AIM OF THE TASK. Determine which lines of the records include the word "image", and copy them.

SOURCE MATERIAL.

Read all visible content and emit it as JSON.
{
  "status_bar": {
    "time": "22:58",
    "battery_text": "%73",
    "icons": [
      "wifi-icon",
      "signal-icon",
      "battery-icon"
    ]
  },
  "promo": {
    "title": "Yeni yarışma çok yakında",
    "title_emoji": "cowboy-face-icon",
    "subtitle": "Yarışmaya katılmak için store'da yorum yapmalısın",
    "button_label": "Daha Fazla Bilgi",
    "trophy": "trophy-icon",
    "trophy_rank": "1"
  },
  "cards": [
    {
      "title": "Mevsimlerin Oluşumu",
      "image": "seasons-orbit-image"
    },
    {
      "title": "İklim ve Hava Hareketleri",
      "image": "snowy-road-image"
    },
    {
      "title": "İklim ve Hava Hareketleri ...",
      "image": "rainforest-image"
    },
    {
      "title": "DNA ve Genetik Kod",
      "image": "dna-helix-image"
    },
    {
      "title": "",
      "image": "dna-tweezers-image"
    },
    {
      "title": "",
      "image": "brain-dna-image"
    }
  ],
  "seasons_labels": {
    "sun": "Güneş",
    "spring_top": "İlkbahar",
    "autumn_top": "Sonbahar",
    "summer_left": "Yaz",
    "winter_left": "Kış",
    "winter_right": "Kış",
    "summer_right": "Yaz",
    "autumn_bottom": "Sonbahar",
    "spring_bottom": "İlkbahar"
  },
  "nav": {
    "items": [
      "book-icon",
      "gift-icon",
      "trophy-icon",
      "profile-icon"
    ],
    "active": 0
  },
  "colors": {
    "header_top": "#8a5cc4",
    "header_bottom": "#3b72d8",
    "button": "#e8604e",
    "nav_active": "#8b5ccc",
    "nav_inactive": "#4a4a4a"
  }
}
==
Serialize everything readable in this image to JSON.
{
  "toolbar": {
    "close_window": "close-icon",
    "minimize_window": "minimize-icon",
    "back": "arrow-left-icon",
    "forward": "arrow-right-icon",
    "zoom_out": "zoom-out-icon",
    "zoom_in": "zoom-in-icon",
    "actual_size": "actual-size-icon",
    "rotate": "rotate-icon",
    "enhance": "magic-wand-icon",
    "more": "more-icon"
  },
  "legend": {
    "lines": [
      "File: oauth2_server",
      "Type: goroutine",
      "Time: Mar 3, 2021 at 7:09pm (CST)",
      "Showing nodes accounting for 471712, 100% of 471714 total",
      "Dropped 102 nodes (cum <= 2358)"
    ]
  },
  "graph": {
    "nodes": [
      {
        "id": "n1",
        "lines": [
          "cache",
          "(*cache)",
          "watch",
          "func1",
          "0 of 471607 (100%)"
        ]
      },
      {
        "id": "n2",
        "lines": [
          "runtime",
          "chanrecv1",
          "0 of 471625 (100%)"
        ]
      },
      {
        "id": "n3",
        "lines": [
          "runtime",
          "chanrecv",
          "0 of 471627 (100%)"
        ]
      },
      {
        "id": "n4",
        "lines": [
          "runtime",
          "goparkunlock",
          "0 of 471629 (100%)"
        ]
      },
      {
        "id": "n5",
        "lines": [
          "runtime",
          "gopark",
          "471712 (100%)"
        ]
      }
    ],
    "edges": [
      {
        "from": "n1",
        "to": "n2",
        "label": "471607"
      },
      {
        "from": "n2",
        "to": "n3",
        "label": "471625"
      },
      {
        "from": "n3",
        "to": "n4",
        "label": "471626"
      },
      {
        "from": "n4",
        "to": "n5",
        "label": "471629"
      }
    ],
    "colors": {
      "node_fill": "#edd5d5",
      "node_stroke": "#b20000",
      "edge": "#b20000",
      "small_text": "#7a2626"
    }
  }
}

CORRECT RESULT.
      "image": "seasons-orbit-image"
      "image": "snowy-road-image"
      "image": "rainforest-image"
      "image": "dna-helix-image"
      "image": "dna-tweezers-image"
      "image": "brain-dna-image"
Serialize everything readable in this image to JSON.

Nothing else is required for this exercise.